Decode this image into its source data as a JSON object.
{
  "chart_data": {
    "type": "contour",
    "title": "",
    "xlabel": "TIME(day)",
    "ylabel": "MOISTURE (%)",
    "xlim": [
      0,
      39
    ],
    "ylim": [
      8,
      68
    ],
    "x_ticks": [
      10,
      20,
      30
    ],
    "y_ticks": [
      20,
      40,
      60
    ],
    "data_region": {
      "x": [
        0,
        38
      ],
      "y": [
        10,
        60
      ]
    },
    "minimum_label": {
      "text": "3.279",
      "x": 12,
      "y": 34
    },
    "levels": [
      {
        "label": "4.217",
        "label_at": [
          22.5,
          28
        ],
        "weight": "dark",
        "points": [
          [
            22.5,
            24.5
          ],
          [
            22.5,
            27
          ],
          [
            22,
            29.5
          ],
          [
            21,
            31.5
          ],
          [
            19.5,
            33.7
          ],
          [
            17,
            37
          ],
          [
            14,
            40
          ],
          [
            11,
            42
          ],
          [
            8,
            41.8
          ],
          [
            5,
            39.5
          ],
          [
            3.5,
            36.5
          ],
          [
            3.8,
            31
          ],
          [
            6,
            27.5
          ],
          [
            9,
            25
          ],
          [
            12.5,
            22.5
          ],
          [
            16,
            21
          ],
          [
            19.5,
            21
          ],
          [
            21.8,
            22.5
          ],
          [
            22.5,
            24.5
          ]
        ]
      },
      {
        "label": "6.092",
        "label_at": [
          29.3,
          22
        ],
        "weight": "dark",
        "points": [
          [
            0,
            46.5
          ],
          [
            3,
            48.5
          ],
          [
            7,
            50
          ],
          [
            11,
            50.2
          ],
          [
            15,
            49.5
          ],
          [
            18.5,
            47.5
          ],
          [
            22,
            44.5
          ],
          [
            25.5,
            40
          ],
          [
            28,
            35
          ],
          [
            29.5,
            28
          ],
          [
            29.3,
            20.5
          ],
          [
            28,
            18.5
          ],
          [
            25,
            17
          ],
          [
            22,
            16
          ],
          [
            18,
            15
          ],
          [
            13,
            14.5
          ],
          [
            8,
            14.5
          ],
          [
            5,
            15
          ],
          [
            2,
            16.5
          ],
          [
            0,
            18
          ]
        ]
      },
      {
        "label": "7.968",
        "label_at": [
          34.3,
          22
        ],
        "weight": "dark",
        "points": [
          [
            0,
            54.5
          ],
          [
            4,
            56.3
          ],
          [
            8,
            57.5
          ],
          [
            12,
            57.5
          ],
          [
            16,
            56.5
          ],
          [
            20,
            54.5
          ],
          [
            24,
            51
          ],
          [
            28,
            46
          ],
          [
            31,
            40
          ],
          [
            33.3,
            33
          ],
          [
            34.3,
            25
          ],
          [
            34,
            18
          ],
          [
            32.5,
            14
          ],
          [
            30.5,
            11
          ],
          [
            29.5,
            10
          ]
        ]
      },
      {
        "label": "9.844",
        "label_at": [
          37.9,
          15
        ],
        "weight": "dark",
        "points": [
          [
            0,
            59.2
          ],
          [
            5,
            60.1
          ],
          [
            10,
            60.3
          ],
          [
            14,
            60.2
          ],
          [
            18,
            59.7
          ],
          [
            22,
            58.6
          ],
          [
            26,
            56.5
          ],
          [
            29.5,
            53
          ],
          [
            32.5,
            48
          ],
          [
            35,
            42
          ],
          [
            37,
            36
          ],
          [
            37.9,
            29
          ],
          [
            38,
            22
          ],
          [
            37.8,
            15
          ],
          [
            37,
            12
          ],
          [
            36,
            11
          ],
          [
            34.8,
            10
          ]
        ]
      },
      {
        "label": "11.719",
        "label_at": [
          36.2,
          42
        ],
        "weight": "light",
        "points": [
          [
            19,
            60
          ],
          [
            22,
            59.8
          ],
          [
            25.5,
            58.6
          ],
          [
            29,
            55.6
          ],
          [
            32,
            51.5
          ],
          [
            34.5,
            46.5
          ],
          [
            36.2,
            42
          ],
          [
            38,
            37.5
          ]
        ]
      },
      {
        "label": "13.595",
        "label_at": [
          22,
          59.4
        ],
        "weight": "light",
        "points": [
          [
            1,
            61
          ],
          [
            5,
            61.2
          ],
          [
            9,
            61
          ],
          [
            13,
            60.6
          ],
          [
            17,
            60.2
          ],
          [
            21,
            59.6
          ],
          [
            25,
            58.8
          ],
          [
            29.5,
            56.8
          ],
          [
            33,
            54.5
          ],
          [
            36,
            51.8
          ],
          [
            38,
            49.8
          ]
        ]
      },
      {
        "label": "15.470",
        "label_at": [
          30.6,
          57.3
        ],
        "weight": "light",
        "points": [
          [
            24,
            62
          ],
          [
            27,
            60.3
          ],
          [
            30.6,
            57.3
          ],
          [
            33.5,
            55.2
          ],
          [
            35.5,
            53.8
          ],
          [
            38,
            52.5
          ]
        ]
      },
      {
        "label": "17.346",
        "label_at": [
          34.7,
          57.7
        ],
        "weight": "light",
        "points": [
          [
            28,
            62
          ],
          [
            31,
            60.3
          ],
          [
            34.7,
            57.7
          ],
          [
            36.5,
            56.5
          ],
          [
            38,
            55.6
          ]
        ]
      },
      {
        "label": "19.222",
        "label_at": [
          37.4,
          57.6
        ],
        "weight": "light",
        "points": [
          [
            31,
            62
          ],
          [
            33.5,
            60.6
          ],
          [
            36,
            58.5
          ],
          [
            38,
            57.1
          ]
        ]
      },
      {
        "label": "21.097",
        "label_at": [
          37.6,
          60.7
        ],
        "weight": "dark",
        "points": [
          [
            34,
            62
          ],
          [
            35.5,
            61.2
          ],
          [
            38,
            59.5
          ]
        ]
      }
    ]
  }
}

◆ ◆ ◆

> **GOAL**:
Give all the records again. Match them exactly.

> **OUTPUT FOR THIS EXERCISE**:
Decode this image into its source data as a JSON object.
{
  "chart_data": {
    "type": "contour",
    "title": "",
    "xlabel": "TIME(day)",
    "ylabel": "MOISTURE (%)",
    "xlim": [
      0,
      39
    ],
    "ylim": [
      8,
      68
    ],
    "x_ticks": [
      10,
      20,
      30
    ],
    "y_ticks": [
      20,
      40,
      60
    ],
    "data_region": {
      "x": [
        0,
        38
      ],
      "y": [
        10,
        60
      ]
    },
    "minimum_label": {
      "text": "3.279",
      "x": 12,
      "y": 34
    },
    "levels": [
      {
        "label": "4.217",
        "label_at": [
          22.5,
          28
        ],
        "weight": "dark",
        "points": [
          [
            22.5,
            24.5
          ],
          [
            22.5,
            27
          ],
          [
            22,
            29.5
          ],
          [
            21,
            31.5
          ],
          [
            19.5,
            33.7
          ],
          [
            17,
            37
          ],
          [
            14,
            40
          ],
          [
            11,
            42
          ],
          [
            8,
            41.8
          ],
          [
            5,
            39.5
          ],
          [
            3.5,
            36.5
          ],
          [
            3.8,
            31
          ],
          [
            6,
            27.5
          ],
          [
            9,
            25
          ],
          [
            12.5,
            22.5
          ],
          [
            16,
            21
          ],
          [
            19.5,
            21
          ],
          [
            21.8,
            22.5
          ],
          [
            22.5,
            24.5
          ]
        ]
      },
      {
        "label": "6.092",
        "label_at": [
          29.3,
          22
        ],
        "weight": "dark",
        "points": [
          [
            0,
            46.5
          ],
          [
            3,
            48.5
          ],
          [
            7,
            50
          ],
          [
            11,
            50.2
          ],
          [
            15,
            49.5
          ],
          [
            18.5,
            47.5
          ],
          [
            22,
            44.5
          ],
          [
            25.5,
            40
          ],
          [
            28,
            35
          ],
          [
            29.5,
            28
          ],
          [
            29.3,
            20.5
          ],
          [
            28,
            18.5
          ],
          [
            25,
            17
          ],
          [
            22,
            16
          ],
          [
            18,
            15
          ],
          [
            13,
            14.5
          ],
          [
            8,
            14.5
          ],
          [
            5,
            15
          ],
          [
            2,
            16.5
          ],
          [
            0,
            18
          ]
        ]
      },
      {
        "label": "7.968",
        "label_at": [
          34.3,
          22
        ],
        "weight": "dark",
        "points": [
          [
            0,
            54.5
          ],
          [
            4,
            56.3
          ],
          [
            8,
            57.5
          ],
          [
            12,
            57.5
          ],
          [
            16,
            56.5
          ],
          [
            20,
            54.5
          ],
          [
            24,
            51
          ],
          [
            28,
            46
          ],
          [
            31,
            40
          ],
          [
            33.3,
            33
          ],
          [
            34.3,
            25
          ],
          [
            34,
            18
          ],
          [
            32.5,
            14
          ],
          [
            30.5,
            11
          ],
          [
            29.5,
            10
          ]
        ]
      },
      {
        "label": "9.844",
        "label_at": [
          37.9,
          15
        ],
        "weight": "dark",
        "points": [
          [
            0,
            59.2
          ],
          [
            5,
            60.1
          ],
          [
            10,
            60.3
          ],
          [
            14,
            60.2
          ],
          [
            18,
            59.7
          ],
          [
            22,
            58.6
          ],
          [
            26,
            56.5
          ],
          [
            29.5,
            53
          ],
          [
            32.5,
            48
          ],
          [
            35,
            42
          ],
          [
            37,
            36
          ],
          [
            37.9,
            29
          ],
          [
            38,
            22
          ],
          [
            37.8,
            15
          ],
          [
            37,
            12
          ],
          [
            36,
            11
          ],
          [
            34.8,
            10
          ]
        ]
      },
      {
        "label": "11.719",
        "label_at": [
          36.2,
          42
        ],
        "weight": "light",
        "points": [
          [
            19,
            60
          ],
          [
            22,
            59.8
          ],
          [
            25.5,
            58.6
          ],
          [
            29,
            55.6
          ],
          [
            32,
            51.5
          ],
          [
            34.5,
            46.5
          ],
          [
            36.2,
            42
          ],
          [
            38,
            37.5
          ]
        ]
      },
      {
        "label": "13.595",
        "label_at": [
          22,
          59.4
        ],
        "weight": "light",
        "points": [
          [
            1,
            61
          ],
          [
            5,
            61.2
          ],
          [
            9,
            61
          ],
          [
            13,
            60.6
          ],
          [
            17,
            60.2
          ],
          [
            21,
            59.6
          ],
          [
            25,
            58.8
          ],
          [
            29.5,
            56.8
          ],
          [
            33,
            54.5
          ],
          [
            36,
            51.8
          ],
          [
            38,
            49.8
          ]
        ]
      },
      {
        "label": "15.470",
        "label_at": [
          30.6,
          57.3
        ],
        "weight": "light",
        "points": [
          [
            24,
            62
          ],
          [
            27,
            60.3
          ],
          [
            30.6,
            57.3
          ],
          [
            33.5,
            55.2
          ],
          [
            35.5,
            53.8
          ],
          [
            38,
            52.5
          ]
        ]
      },
      {
        "label": "17.346",
        "label_at": [
          34.7,
          57.7
        ],
        "weight": "light",
        "points": [
          [
            28,
            62
          ],
          [
            31,
            60.3
          ],
          [
            34.7,
            57.7
          ],
          [
            36.5,
            56.5
          ],
          [
            38,
            55.6
          ]
        ]
      },
      {
        "label": "19.222",
        "label_at": [
          37.4,
          57.6
        ],
        "weight": "light",
        "points": [
          [
            31,
            62
          ],
          [
            33.5,
            60.6
          ],
          [
            36,
            58.5
          ],
          [
            38,
            57.1
          ]
        ]
      },
      {
        "label": "21.097",
        "label_at": [
          37.6,
          60.7
        ],
        "weight": "dark",
        "points": [
          [
            34,
            62
          ],
          [
            35.5,
            61.2
          ],
          [
            38,
            59.5
          ]
        ]
      }
    ]
  }
}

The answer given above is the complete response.